▶ Task instructions:
Retype the listing that follows, word for word.

▶ Records for this task:
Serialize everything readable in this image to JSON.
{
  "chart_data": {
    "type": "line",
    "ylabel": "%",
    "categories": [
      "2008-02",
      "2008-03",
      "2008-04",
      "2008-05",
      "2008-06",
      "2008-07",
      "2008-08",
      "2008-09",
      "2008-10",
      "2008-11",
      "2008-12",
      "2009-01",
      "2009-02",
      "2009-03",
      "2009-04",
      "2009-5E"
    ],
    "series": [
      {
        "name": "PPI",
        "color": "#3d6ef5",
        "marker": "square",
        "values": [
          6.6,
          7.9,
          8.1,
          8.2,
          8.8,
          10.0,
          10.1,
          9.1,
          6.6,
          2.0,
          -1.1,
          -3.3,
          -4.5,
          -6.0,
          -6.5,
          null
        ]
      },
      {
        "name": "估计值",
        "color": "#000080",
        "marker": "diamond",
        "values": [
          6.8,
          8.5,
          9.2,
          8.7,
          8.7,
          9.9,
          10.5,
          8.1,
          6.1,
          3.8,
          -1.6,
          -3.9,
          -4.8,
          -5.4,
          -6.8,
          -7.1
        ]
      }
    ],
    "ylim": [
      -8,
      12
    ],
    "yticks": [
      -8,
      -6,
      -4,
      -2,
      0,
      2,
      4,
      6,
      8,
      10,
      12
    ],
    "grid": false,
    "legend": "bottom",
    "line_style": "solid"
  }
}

▶ Full answer:
Serialize everything readable in this image to JSON.
{
  "chart_data": {
    "type": "line",
    "ylabel": "%",
    "categories": [
      "2008-02",
      "2008-03",
      "2008-04",
      "2008-05",
      "2008-06",
      "2008-07",
      "2008-08",
      "2008-09",
      "2008-10",
      "2008-11",
      "2008-12",
      "2009-01",
      "2009-02",
      "2009-03",
      "2009-04",
      "2009-5E"
    ],
    "series": [
      {
        "name": "PPI",
        "color": "#3d6ef5",
        "marker": "square",
        "values": [
          6.6,
          7.9,
          8.1,
          8.2,
          8.8,
          10.0,
          10.1,
          9.1,
          6.6,
          2.0,
          -1.1,
          -3.3,
          -4.5,
          -6.0,
          -6.5,
          null
        ]
      },
      {
        "name": "估计值",
        "color": "#000080",
        "marker": "diamond",
        "values": [
          6.8,
          8.5,
          9.2,
          8.7,
          8.7,
          9.9,
          10.5,
          8.1,
          6.1,
          3.8,
          -1.6,
          -3.9,
          -4.8,
          -5.4,
          -6.8,
          -7.1
        ]
      }
    ],
    "ylim": [
      -8,
      12
    ],
    "yticks": [
      -8,
      -6,
      -4,
      -2,
      0,
      2,
      4,
      6,
      8,
      10,
      12
    ],
    "grid": false,
    "legend": "bottom",
    "line_style": "solid"
  }
}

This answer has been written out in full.